* Fragment źródłowy *

________________

Wpisy archiwalne w miesiącu

Listopad, 2008

Dystans całkowity:404.71 km (w terenie 0.00 km; 0.00%)
Czas w ruchu:18:06
Średnia prędkość:22.36 km/h
Liczba aktywności:14
Średnio na aktywność:28.91 km i 1h 17m
Więcej statystyk

Gm. Kobierzyce

Niedziela, 30 listopada 2008 · Komentarze(0)
Mała pętla po gminie po obiedzie. Pierwszy raz od kilku dni naprawdę słonecznie. Na drodze żernickiej i Chrzanów-Kobierzyce silny wmordęwiatr, na szczęście w przypadku pętli to działa w dwie strony ;-)

Coraz bardziej daje się we znaki wielka wada Google Maps - nie ma tam połowy lokalnych, spokojnych asfaltówek. I jak tu planować trasy... ?

Tyniec Mł. - Żerniki Mł. - Racławice Wielkie - Chrzanów - Kobierzyce - Królikowice - Racławice Wlk. - Żerniki Mł. - Tyniec Mł.

Żórawina

Sobota, 29 listopada 2008 · Komentarze(0)
Mały wypad do Żórawiny i z powrotem.

Tyniec Mł. - Domasław - Księginice - Żórawina (PKP) - Księginice - Domasław - Tyniec Mł.

________________

* Zadanie 1 *
Proszę przepisać bez żadnych zmian fragment archiwum wpisów z listopada 2008, począwszy od słów „Wpisy archiwalne w” aż po słowa „30 listopada 2008 · Komentarze(0)” włącznie.
* Zadanie 2 *
Proszę kontynuować archiwum wpisów z listopada 2008, zaczynając bezpośrednio po jego ostatnim zdaniu.

* Przekazane dane *

________________

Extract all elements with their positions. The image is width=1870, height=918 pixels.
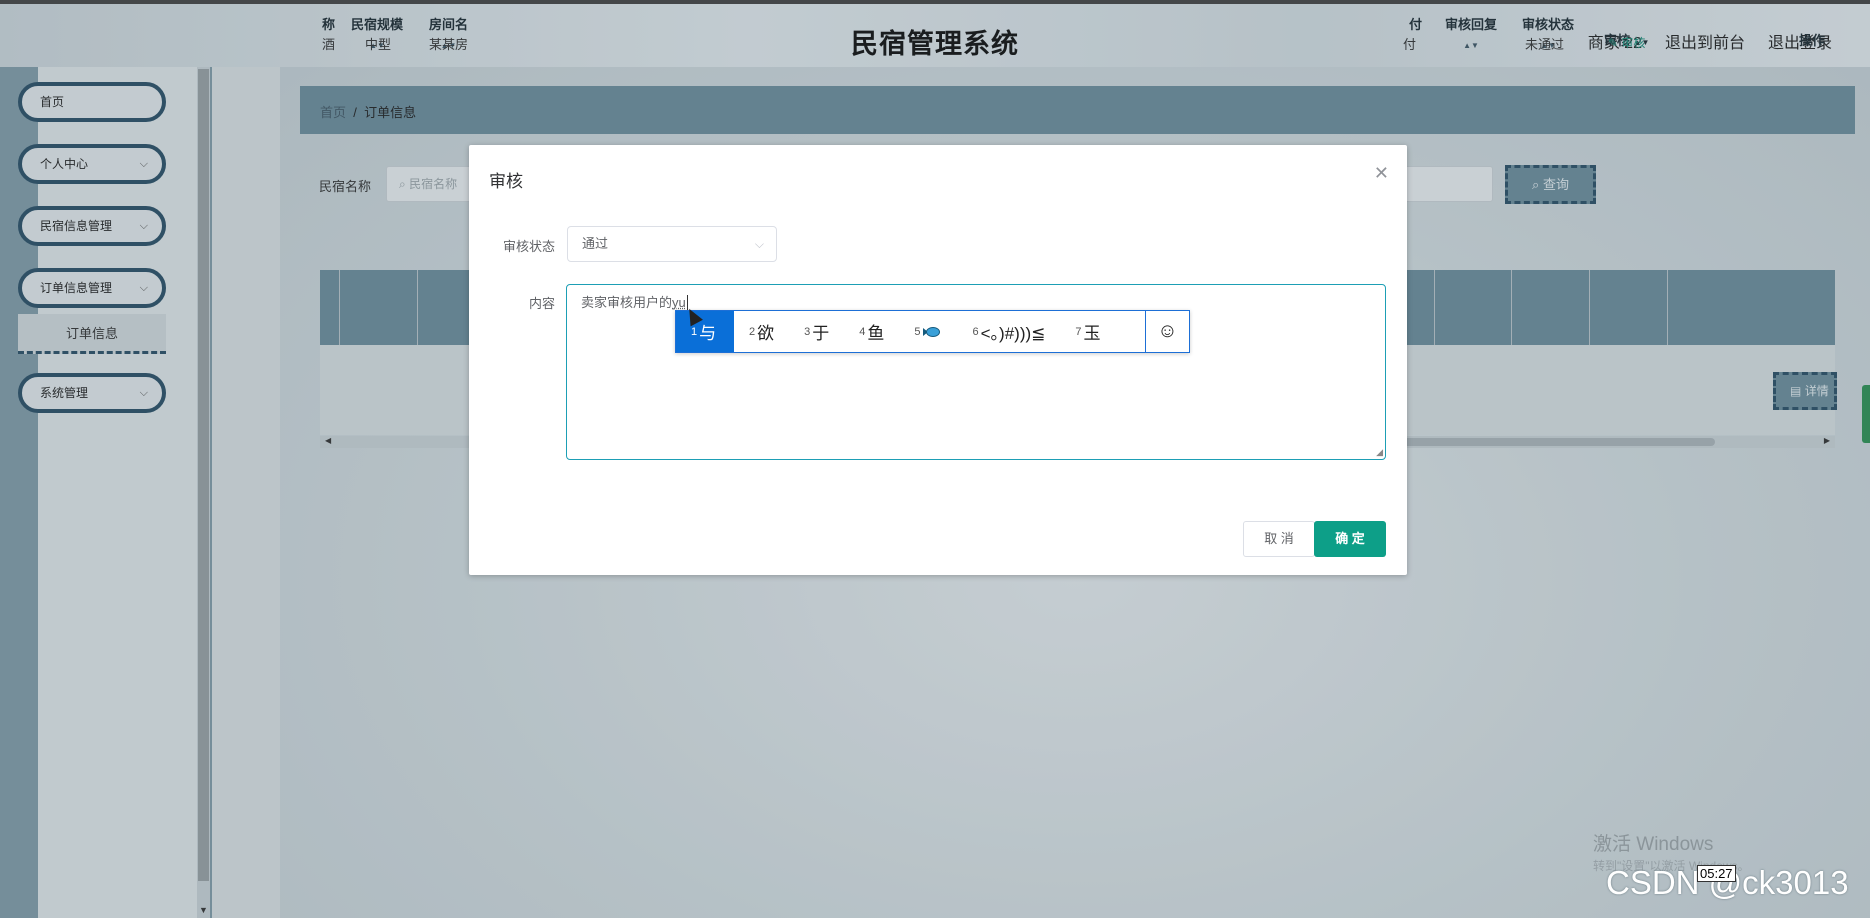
status-label: 审核状态: [502, 239, 555, 254]
ime-candidate-7[interactable]: 7玉: [1060, 311, 1115, 352]
resize-handle-icon[interactable]: ◢: [1376, 447, 1383, 458]
dialog-title: 审核: [489, 172, 523, 191]
chevron-down-icon: ⌵: [754, 237, 764, 251]
content-text: 卖家审核用户的: [581, 295, 673, 310]
video-timestamp: 05:27: [1697, 865, 1736, 882]
ime-candidate-5[interactable]: 5: [899, 311, 957, 352]
text-caret: [686, 295, 688, 310]
review-dialog: 审核 ✕ 审核状态 通过 ⌵ 内容 卖家审核用户的yu ◢ 取 消 确 定: [469, 145, 1407, 575]
ime-candidate-2[interactable]: 2欲: [734, 311, 789, 352]
ime-candidate-3[interactable]: 3于: [789, 311, 844, 352]
cancel-button[interactable]: 取 消: [1243, 521, 1315, 557]
content-label: 内容: [528, 296, 555, 311]
ime-candidate-6[interactable]: 6 <。)#)))≦: [958, 311, 1061, 352]
ime-composition: yu: [672, 295, 686, 310]
emoji-icon[interactable]: ☺: [1145, 311, 1189, 352]
confirm-button[interactable]: 确 定: [1314, 521, 1386, 557]
status-select[interactable]: 通过 ⌵: [567, 226, 777, 262]
fish-emoji-icon: [922, 325, 943, 339]
ime-candidate-bar: 1与 2欲 3于 4鱼 5 6 <。)#)))≦ 7玉 ☺: [675, 310, 1190, 353]
ime-candidate-4[interactable]: 4鱼: [844, 311, 899, 352]
status-select-value: 通过: [582, 236, 609, 251]
close-icon[interactable]: ✕: [1374, 163, 1389, 184]
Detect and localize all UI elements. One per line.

________________

* Wynik zadania 1 *
Wpisy archiwalne w miesiącu

Listopad, 2008

Dystans całkowity:404.71 km (w terenie 0.00 km; 0.00%)
Czas w ruchu:18:06
Średnia prędkość:22.36 km/h
Liczba aktywności:14
Średnio na aktywność:28.91 km i 1h 17m
Więcej statystyk

Gm. Kobierzyce

Niedziela, 30 listopada 2008 · Komentarze(0)

* Wynik zadania 2 *
Gm. Kobierzyce

Piątek, 28 listopada 2008 · Komentarze(2)
Miniaturowe kółeczko krajoznawcze.

Tyniec Mł. - DK-35 - Bielany Wr. ProLogis - drogi lokalne - DK8 - Domasław - Tyniec Mł.

Gm. Kobierzyce

Wtorek, 25 listopada 2008 · Komentarze(1)
Do gminy Kobierzyce od soboty zawitała zdobycz cywilizacyjna w postaci miejskiej komunikacji autobusowej z Wrocławia. Szkoda tylko, że nie każdemu przychodzi tak łatwo połapać się w zmianach w jej organizacji w porównaniu do PKS jak mnie.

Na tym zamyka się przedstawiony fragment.